Given task
Read the records and gather each line that includes "ylabel".

Data entries

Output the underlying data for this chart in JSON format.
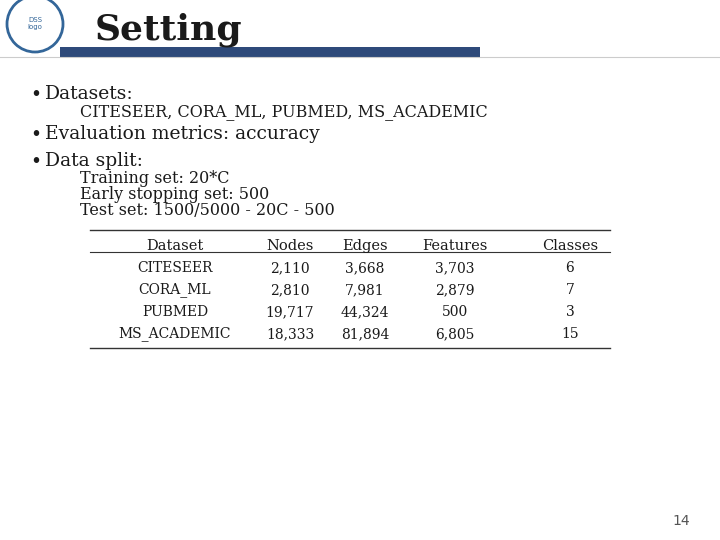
{
  "title": "Setting",
  "bg_color": "#ffffff",
  "header_bar_color": "#2E4A7A",
  "title_color": "#1a1a1a",
  "bullet1_main": "Datasets:",
  "bullet1_sub": "CITESEER, CORA_ML, PUBMED, MS_ACADEMIC",
  "bullet2": "Evaluation metrics: accuracy",
  "bullet3_main": "Data split:",
  "bullet3_sub1": "Training set: 20*C",
  "bullet3_sub2": "Early stopping set: 500",
  "bullet3_sub3": "Test set: 1500/5000 - 20C - 500",
  "table_headers": [
    "Dataset",
    "Nodes",
    "Edges",
    "Features",
    "Classes"
  ],
  "table_rows": [
    [
      "CITESEER",
      "2,110",
      "3,668",
      "3,703",
      "6"
    ],
    [
      "CORA_ML",
      "2,810",
      "7,981",
      "2,879",
      "7"
    ],
    [
      "PUBMED",
      "19,717",
      "44,324",
      "500",
      "3"
    ],
    [
      "MS_ACADEMIC",
      "18,333",
      "81,894",
      "6,805",
      "15"
    ]
  ],
  "page_number": "14",
  "bullet_color": "#1a1a1a",
  "text_color": "#1a1a1a",
  "sub_text_color": "#1a1a1a"
}
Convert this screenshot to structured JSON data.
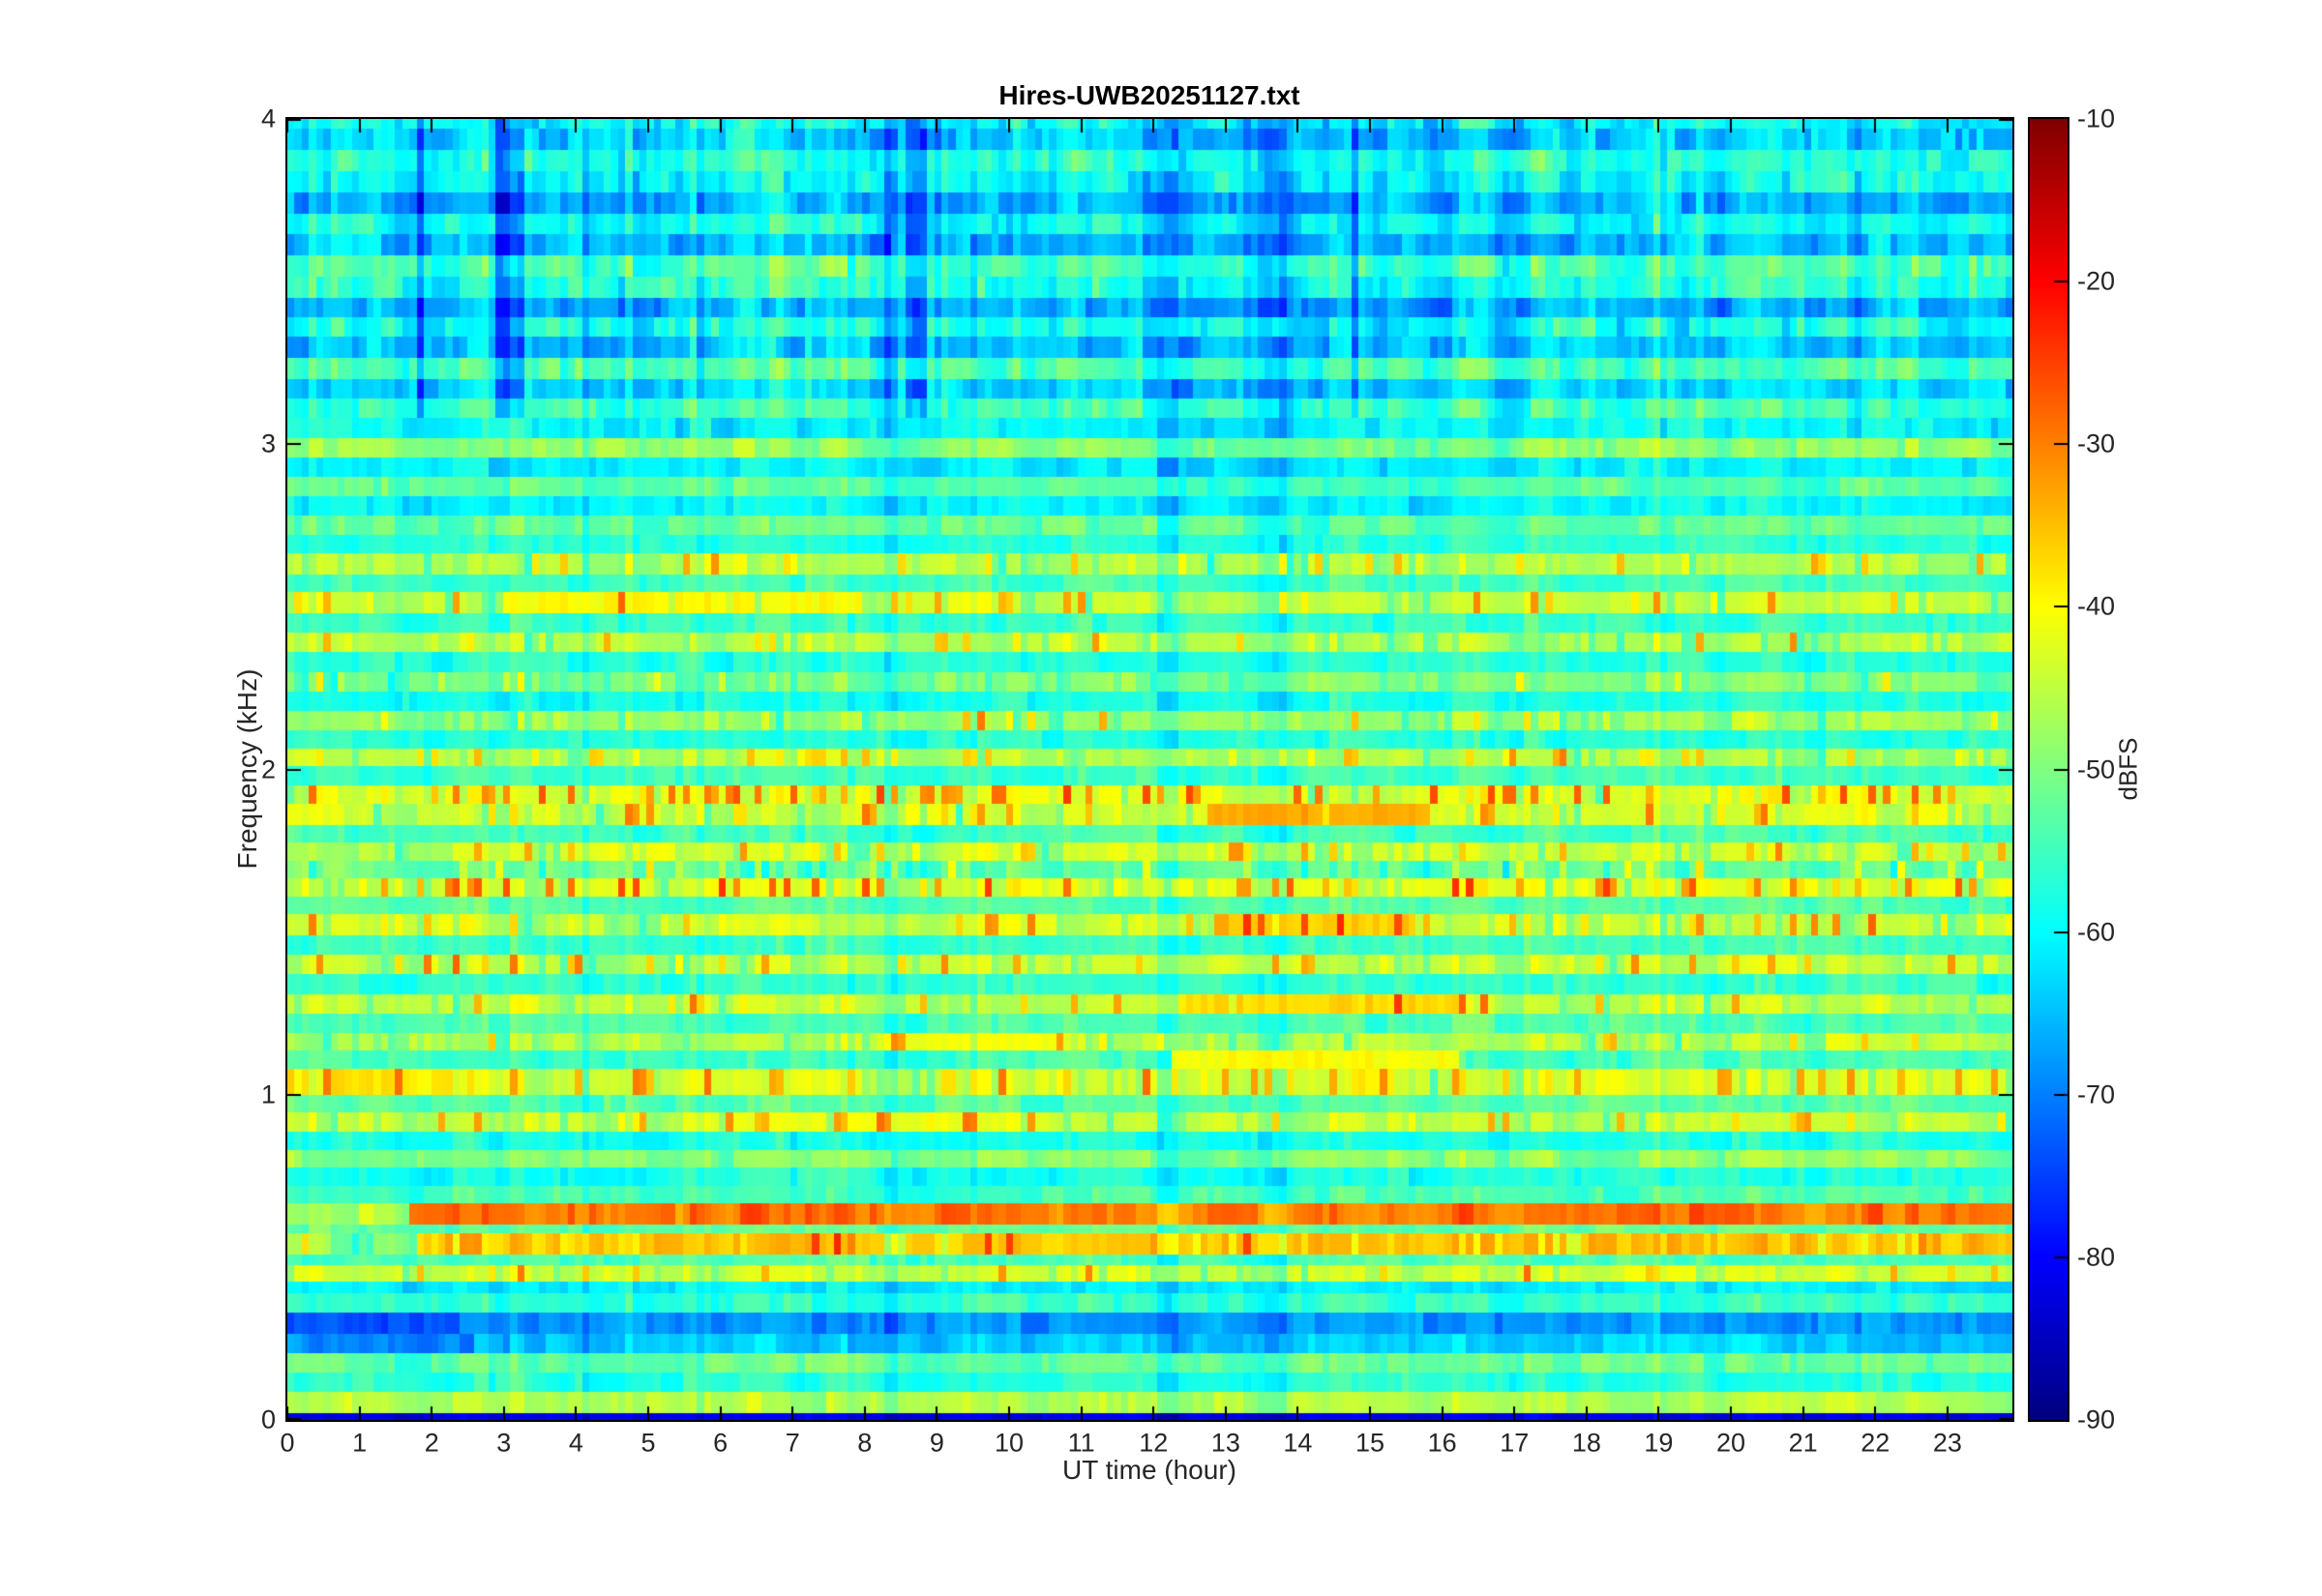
{
  "title": "Hires-UWB20251127.txt",
  "axes": {
    "xlabel": "UT time (hour)",
    "ylabel": "Frequency (kHz)"
  },
  "colorbar": {
    "label": "dBFS",
    "tick_labels": [
      "-10",
      "-20",
      "-30",
      "-40",
      "-50",
      "-60",
      "-70",
      "-80",
      "-90"
    ]
  },
  "chart_data": {
    "type": "heatmap",
    "title": "Hires-UWB20251127.txt",
    "xlabel": "UT time (hour)",
    "ylabel": "Frequency (kHz)",
    "value_unit": "dBFS",
    "colormap": "jet",
    "grid": false,
    "x_range": [
      0,
      23.9
    ],
    "y_range": [
      0,
      4
    ],
    "x_ticks": [
      0,
      1,
      2,
      3,
      4,
      5,
      6,
      7,
      8,
      9,
      10,
      11,
      12,
      13,
      14,
      15,
      16,
      17,
      18,
      19,
      20,
      21,
      22,
      23
    ],
    "y_ticks": [
      0,
      1,
      2,
      3,
      4
    ],
    "value_range": [
      -90,
      -10
    ],
    "colorbar_ticks": [
      -10,
      -20,
      -30,
      -40,
      -50,
      -60,
      -70,
      -80,
      -90
    ],
    "time_bins": 240,
    "seed": 1127,
    "bands_comment": "each band: [freq_lo_kHz, freq_hi_kHz, base_dBFS, variability_dB, speckle_level_0to3, onset_hour_or_null, base_dBFS_before_onset_or_null]",
    "bands": [
      [
        0.0,
        0.02,
        -82,
        1.0,
        0,
        null,
        null
      ],
      [
        0.02,
        0.085,
        -46,
        2.0,
        0,
        null,
        null
      ],
      [
        0.085,
        0.145,
        -57,
        2.0,
        0,
        null,
        null
      ],
      [
        0.145,
        0.205,
        -52,
        2.0,
        0,
        null,
        null
      ],
      [
        0.205,
        0.265,
        -64,
        2.0,
        0,
        null,
        null
      ],
      [
        0.265,
        0.33,
        -68,
        2.0,
        0,
        null,
        null
      ],
      [
        0.33,
        0.39,
        -56,
        2.0,
        0,
        null,
        null
      ],
      [
        0.39,
        0.425,
        -61,
        2.0,
        0,
        null,
        null
      ],
      [
        0.425,
        0.475,
        -44,
        2.0,
        1,
        null,
        null
      ],
      [
        0.475,
        0.51,
        -54,
        2.0,
        0,
        null,
        null
      ],
      [
        0.51,
        0.575,
        -35,
        2.0,
        1,
        1.75,
        -50
      ],
      [
        0.575,
        0.6,
        -52,
        2.0,
        0,
        null,
        null
      ],
      [
        0.6,
        0.665,
        -29,
        2.5,
        0,
        1.7,
        -46
      ],
      [
        0.665,
        0.72,
        -54,
        2.0,
        0,
        null,
        null
      ],
      [
        0.72,
        0.775,
        -58,
        2.0,
        0,
        null,
        null
      ],
      [
        0.775,
        0.83,
        -49,
        2.5,
        0,
        null,
        null
      ],
      [
        0.83,
        0.885,
        -58,
        2.0,
        0,
        null,
        null
      ],
      [
        0.885,
        0.945,
        -45,
        2.5,
        2,
        null,
        null
      ],
      [
        0.945,
        1.0,
        -53,
        2.0,
        0,
        null,
        null
      ],
      [
        1.0,
        1.08,
        -43,
        2.5,
        2,
        2.3,
        -37
      ],
      [
        1.08,
        1.135,
        -55,
        2.0,
        0,
        null,
        null
      ],
      [
        1.135,
        1.19,
        -46,
        2.5,
        1,
        null,
        null
      ],
      [
        1.19,
        1.25,
        -54,
        2.0,
        0,
        null,
        null
      ],
      [
        1.25,
        1.31,
        -45,
        2.5,
        1,
        null,
        null
      ],
      [
        1.31,
        1.37,
        -56,
        2.0,
        0,
        null,
        null
      ],
      [
        1.37,
        1.43,
        -45,
        3.0,
        2,
        null,
        null
      ],
      [
        1.43,
        1.49,
        -55,
        2.0,
        0,
        null,
        null
      ],
      [
        1.49,
        1.555,
        -44,
        3.0,
        2,
        null,
        null
      ],
      [
        1.555,
        1.61,
        -53,
        2.0,
        0,
        null,
        null
      ],
      [
        1.61,
        1.665,
        -43,
        3.0,
        3,
        null,
        null
      ],
      [
        1.665,
        1.72,
        -52,
        2.5,
        1,
        null,
        null
      ],
      [
        1.72,
        1.775,
        -45,
        3.0,
        2,
        null,
        null
      ],
      [
        1.775,
        1.83,
        -55,
        2.0,
        0,
        null,
        null
      ],
      [
        1.83,
        1.895,
        -44,
        3.0,
        2,
        null,
        null
      ],
      [
        1.895,
        1.95,
        -43,
        3.0,
        3,
        null,
        null
      ],
      [
        1.95,
        2.01,
        -55,
        2.0,
        0,
        null,
        null
      ],
      [
        2.01,
        2.065,
        -46,
        2.5,
        2,
        null,
        null
      ],
      [
        2.065,
        2.12,
        -57,
        2.0,
        0,
        null,
        null
      ],
      [
        2.12,
        2.18,
        -48,
        2.5,
        1,
        null,
        null
      ],
      [
        2.18,
        2.24,
        -58,
        2.0,
        0,
        null,
        null
      ],
      [
        2.24,
        2.3,
        -50,
        2.5,
        1,
        null,
        null
      ],
      [
        2.3,
        2.36,
        -57,
        2.0,
        0,
        null,
        null
      ],
      [
        2.36,
        2.42,
        -46,
        2.5,
        1,
        null,
        null
      ],
      [
        2.42,
        2.48,
        -56,
        2.0,
        0,
        null,
        null
      ],
      [
        2.48,
        2.545,
        -45,
        2.5,
        2,
        null,
        null
      ],
      [
        2.545,
        2.6,
        -55,
        2.0,
        0,
        null,
        null
      ],
      [
        2.6,
        2.665,
        -46,
        2.5,
        1,
        null,
        null
      ],
      [
        2.665,
        2.72,
        -57,
        2.0,
        0,
        null,
        null
      ],
      [
        2.72,
        2.78,
        -52,
        2.5,
        0,
        null,
        null
      ],
      [
        2.78,
        2.84,
        -60,
        2.0,
        0,
        null,
        null
      ],
      [
        2.84,
        2.9,
        -53,
        2.5,
        0,
        null,
        null
      ],
      [
        2.9,
        2.96,
        -61,
        2.5,
        0,
        null,
        null
      ],
      [
        2.96,
        3.02,
        -49,
        2.5,
        0,
        null,
        null
      ],
      [
        3.02,
        3.08,
        -60,
        2.5,
        0,
        null,
        null
      ],
      [
        3.08,
        3.14,
        -55,
        2.5,
        0,
        null,
        null
      ],
      [
        3.14,
        3.2,
        -63,
        2.5,
        0,
        null,
        null
      ],
      [
        3.2,
        3.265,
        -54,
        2.5,
        0,
        null,
        null
      ],
      [
        3.265,
        3.33,
        -64,
        3.0,
        0,
        null,
        null
      ],
      [
        3.33,
        3.39,
        -58,
        3.0,
        0,
        null,
        null
      ],
      [
        3.39,
        3.45,
        -66,
        3.0,
        0,
        null,
        null
      ],
      [
        3.45,
        3.515,
        -57,
        3.0,
        0,
        null,
        null
      ],
      [
        3.515,
        3.58,
        -54,
        3.0,
        0,
        null,
        null
      ],
      [
        3.58,
        3.645,
        -65,
        3.0,
        0,
        null,
        null
      ],
      [
        3.645,
        3.71,
        -59,
        3.0,
        0,
        null,
        null
      ],
      [
        3.71,
        3.775,
        -66,
        3.0,
        0,
        null,
        null
      ],
      [
        3.775,
        3.84,
        -60,
        3.0,
        0,
        null,
        null
      ],
      [
        3.84,
        3.905,
        -57,
        3.0,
        0,
        null,
        null
      ],
      [
        3.905,
        3.97,
        -64,
        3.0,
        0,
        null,
        null
      ],
      [
        3.97,
        4.0,
        -60,
        3.0,
        0,
        null,
        null
      ]
    ],
    "runs_comment": "localized events: [freq_lo, freq_hi, hour_start, hour_end, level_dBFS]",
    "runs": [
      [
        1.83,
        1.895,
        12.7,
        15.8,
        -33
      ],
      [
        1.49,
        1.555,
        13.0,
        15.6,
        -36
      ],
      [
        1.25,
        1.31,
        12.3,
        16.4,
        -37
      ],
      [
        1.135,
        1.19,
        8.3,
        11.4,
        -41
      ],
      [
        1.08,
        1.135,
        12.2,
        16.2,
        -40
      ],
      [
        2.48,
        2.545,
        3.0,
        8.0,
        -40
      ],
      [
        0.885,
        0.945,
        6.0,
        10.5,
        -41
      ],
      [
        0.265,
        0.33,
        0.0,
        2.4,
        -74
      ],
      [
        0.205,
        0.265,
        0.2,
        2.6,
        -70
      ]
    ]
  }
}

Reply to the task
    "ylabel": "Frequency (kHz)"
    "ylabel": "Frequency (kHz)",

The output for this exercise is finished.